--- START SOURCE MATERIAL ---

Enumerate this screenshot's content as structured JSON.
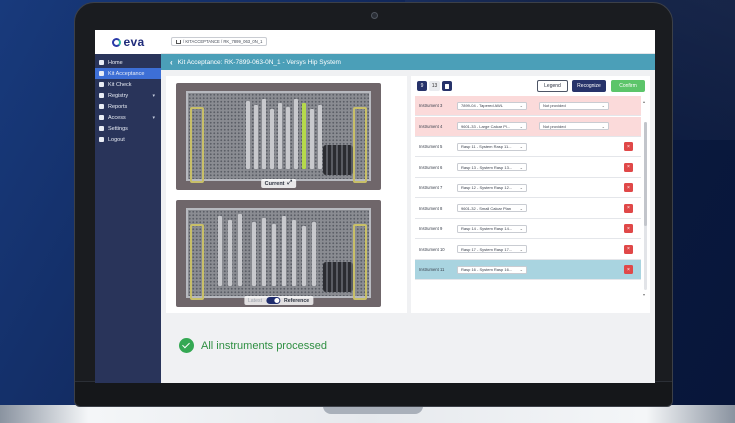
{
  "sidebar": {
    "logo_text": "eva",
    "items": [
      {
        "label": "Home",
        "active": false
      },
      {
        "label": "Kit Acceptance",
        "active": true
      },
      {
        "label": "Kit Check",
        "active": false
      },
      {
        "label": "Registry",
        "active": false,
        "has_chevron": true
      },
      {
        "label": "Reports",
        "active": false
      },
      {
        "label": "Access",
        "active": false,
        "has_chevron": true
      },
      {
        "label": "Settings",
        "active": false
      },
      {
        "label": "Logout",
        "active": false
      }
    ]
  },
  "breadcrumb": {
    "text": "/ KITACCEPTANCE / RK_7899_063_0N_1"
  },
  "page": {
    "title": "Kit Acceptance: RK-7899-063-0N_1 - Versys Hip System"
  },
  "images": {
    "current_label": "Current",
    "toggle_off_label": "Latest",
    "toggle_on_label": "Reference"
  },
  "toolbar": {
    "page_a": "9",
    "page_b": "13",
    "legend_label": "Legend",
    "recognize_label": "Recognize",
    "confirm_label": "Confirm"
  },
  "instruments": [
    {
      "label": "Instrument 3",
      "value": "7899-04 - Tapered AWL",
      "status": "Not provided",
      "state": "warn"
    },
    {
      "label": "Instrument 4",
      "value": "9601-33 - Large Calcar Pl...",
      "status": "Not provided",
      "state": "warn"
    },
    {
      "label": "Instrument 5",
      "value": "Rasp 11 - System Rasp 11...",
      "state": "normal"
    },
    {
      "label": "Instrument 6",
      "value": "Rasp 13 - System Rasp 13...",
      "state": "normal"
    },
    {
      "label": "Instrument 7",
      "value": "Rasp 12 - System Rasp 12...",
      "state": "normal"
    },
    {
      "label": "Instrument 8",
      "value": "9601-32 - Small Calcar Plan",
      "state": "normal"
    },
    {
      "label": "Instrument 9",
      "value": "Rasp 14 - System Rasp 14...",
      "state": "normal"
    },
    {
      "label": "Instrument 10",
      "value": "Rasp 17 - System Rasp 17...",
      "state": "normal"
    },
    {
      "label": "Instrument 11",
      "value": "Rasp 16 - System Rasp 16...",
      "state": "selected"
    }
  ],
  "status": {
    "text": "All instruments processed"
  },
  "colors": {
    "accent": "#4b9fb8",
    "sidebar": "#29345a",
    "active": "#3d6fd6",
    "confirm": "#5cc56a",
    "danger": "#e04848"
  }
}
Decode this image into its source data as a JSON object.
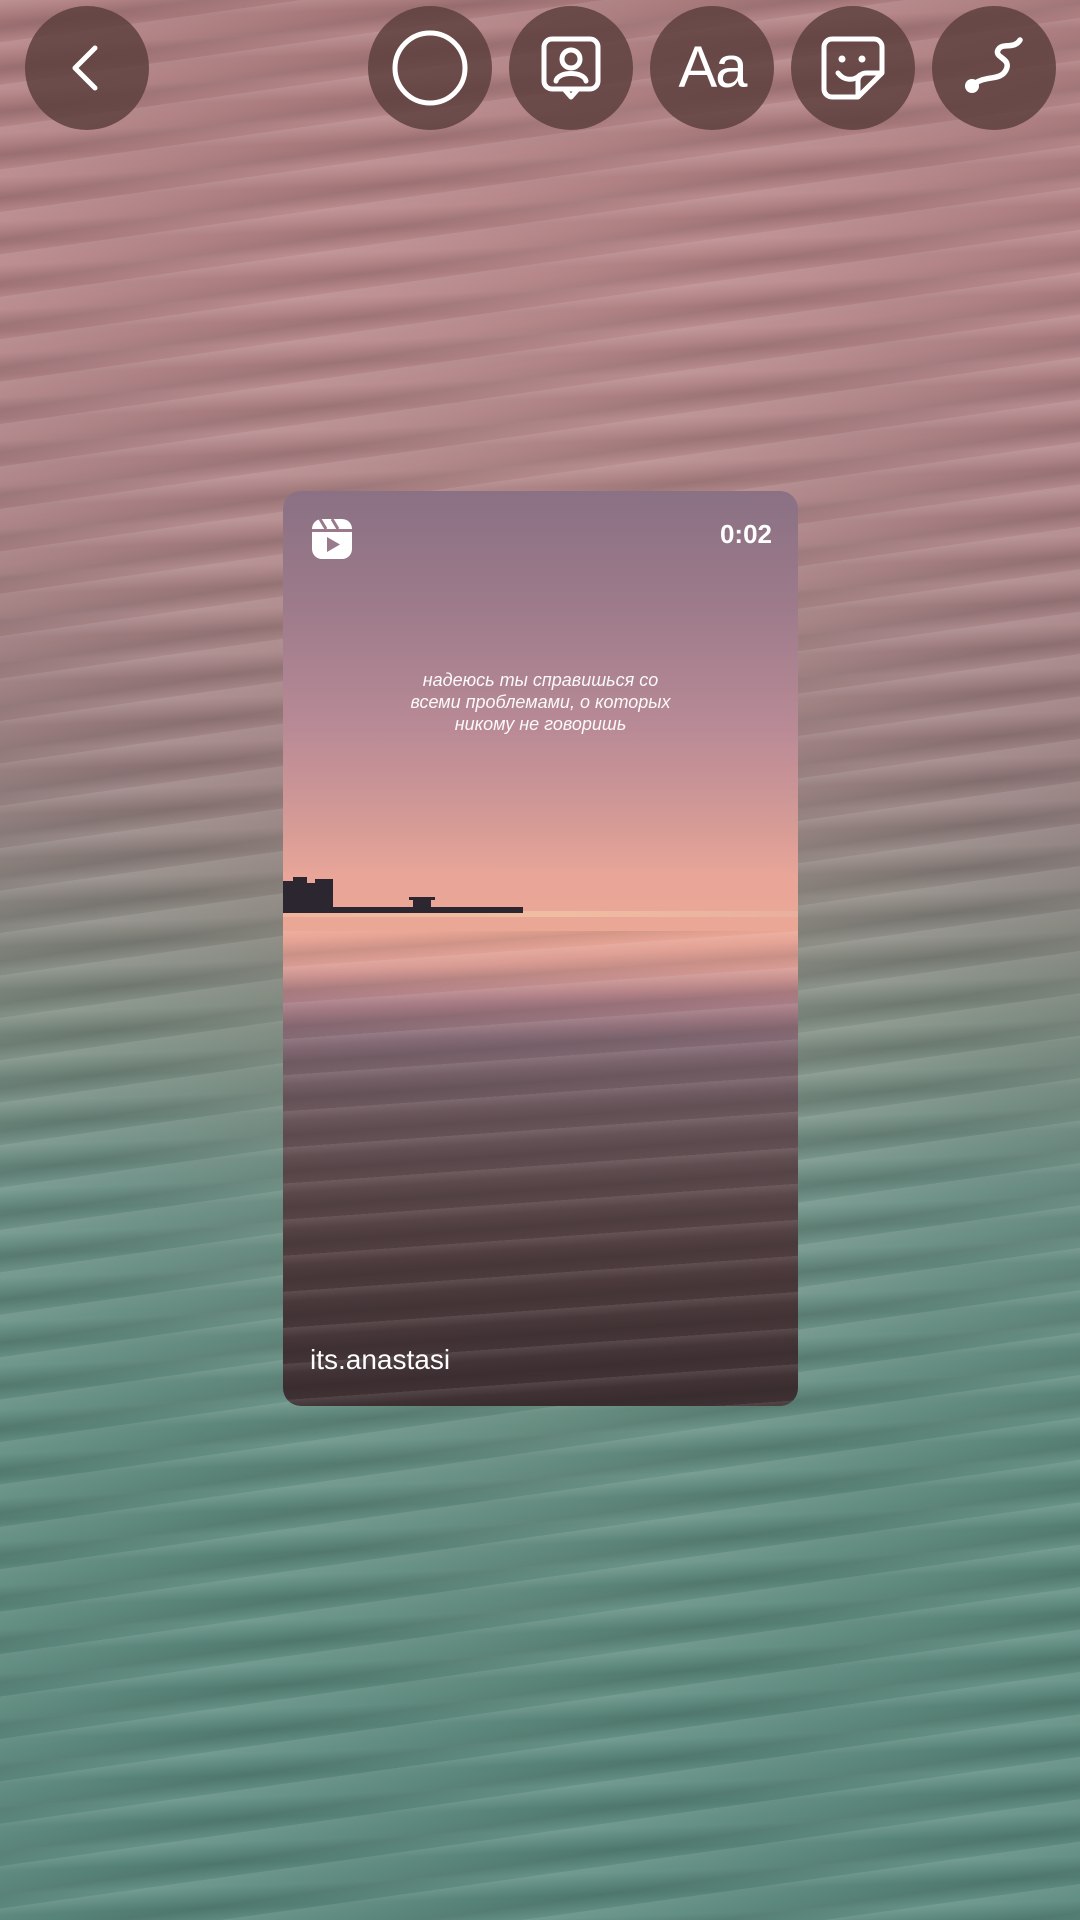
{
  "toolbar": {
    "back_icon": "chevron-left-icon",
    "tools": [
      {
        "name": "capture",
        "icon": "circle-outline-icon"
      },
      {
        "name": "mention",
        "icon": "portrait-icon"
      },
      {
        "name": "text",
        "icon": "text-aa-icon",
        "label": "Aa"
      },
      {
        "name": "sticker",
        "icon": "sticker-face-icon"
      },
      {
        "name": "draw",
        "icon": "squiggle-draw-icon"
      }
    ]
  },
  "reel": {
    "icon": "reels-play-icon",
    "duration": "0:02",
    "caption_lines": [
      "надеюсь ты справишься со",
      "всеми проблемами, о которых",
      "никому не говоришь"
    ],
    "author": "its.anastasi"
  },
  "colors": {
    "button_bg": "#5a3e3c",
    "icon": "#ffffff"
  }
}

--- END SOURCE MATERIAL ---

» JOB
Output each line exactly; omit every picture.

» RIGHT ANSWER
Enumerate this screenshot's content as structured JSON.
{
  "sidebar": {
    "logo_text": "eva",
    "items": [
      {
        "label": "Home",
        "active": false
      },
      {
        "label": "Kit Acceptance",
        "active": true
      },
      {
        "label": "Kit Check",
        "active": false
      },
      {
        "label": "Registry",
        "active": false,
        "has_chevron": true
      },
      {
        "label": "Reports",
        "active": false
      },
      {
        "label": "Access",
        "active": false,
        "has_chevron": true
      },
      {
        "label": "Settings",
        "active": false
      },
      {
        "label": "Logout",
        "active": false
      }
    ]
  },
  "breadcrumb": {
    "text": "/ KITACCEPTANCE / RK_7899_063_0N_1"
  },
  "page": {
    "title": "Kit Acceptance: RK-7899-063-0N_1 - Versys Hip System"
  },
  "images": {
    "current_label": "Current",
    "toggle_off_label": "Latest",
    "toggle_on_label": "Reference"
  },
  "toolbar": {
    "page_a": "9",
    "page_b": "13",
    "legend_label": "Legend",
    "recognize_label": "Recognize",
    "confirm_label": "Confirm"
  },
  "instruments": [
    {
      "label": "Instrument 3",
      "value": "7899-04 - Tapered AWL",
      "status": "Not provided",
      "state": "warn"
    },
    {
      "label": "Instrument 4",
      "value": "9601-33 - Large Calcar Pl...",
      "status": "Not provided",
      "state": "warn"
    },
    {
      "label": "Instrument 5",
      "value": "Rasp 11 - System Rasp 11...",
      "state": "normal"
    },
    {
      "label": "Instrument 6",
      "value": "Rasp 13 - System Rasp 13...",
      "state": "normal"
    },
    {
      "label": "Instrument 7",
      "value": "Rasp 12 - System Rasp 12...",
      "state": "normal"
    },
    {
      "label": "Instrument 8",
      "value": "9601-32 - Small Calcar Plan",
      "state": "normal"
    },
    {
      "label": "Instrument 9",
      "value": "Rasp 14 - System Rasp 14...",
      "state": "normal"
    },
    {
      "label": "Instrument 10",
      "value": "Rasp 17 - System Rasp 17...",
      "state": "normal"
    },
    {
      "label": "Instrument 11",
      "value": "Rasp 16 - System Rasp 16...",
      "state": "selected"
    }
  ],
  "status": {
    "text": "All instruments processed"
  },
  "colors": {
    "accent": "#4b9fb8",
    "sidebar": "#29345a",
    "active": "#3d6fd6",
    "confirm": "#5cc56a",
    "danger": "#e04848"
  }
}
Decode this image into its source data as a JSON object.
{
  "toolbar": {
    "back_icon": "chevron-left-icon",
    "tools": [
      {
        "name": "capture",
        "icon": "circle-outline-icon"
      },
      {
        "name": "mention",
        "icon": "portrait-icon"
      },
      {
        "name": "text",
        "icon": "text-aa-icon",
        "label": "Aa"
      },
      {
        "name": "sticker",
        "icon": "sticker-face-icon"
      },
      {
        "name": "draw",
        "icon": "squiggle-draw-icon"
      }
    ]
  },
  "reel": {
    "icon": "reels-play-icon",
    "duration": "0:02",
    "caption_lines": [
      "надеюсь ты справишься со",
      "всеми проблемами, о которых",
      "никому не говоришь"
    ],
    "author": "its.anastasi"
  },
  "colors": {
    "button_bg": "#5a3e3c",
    "icon": "#ffffff"
  }
}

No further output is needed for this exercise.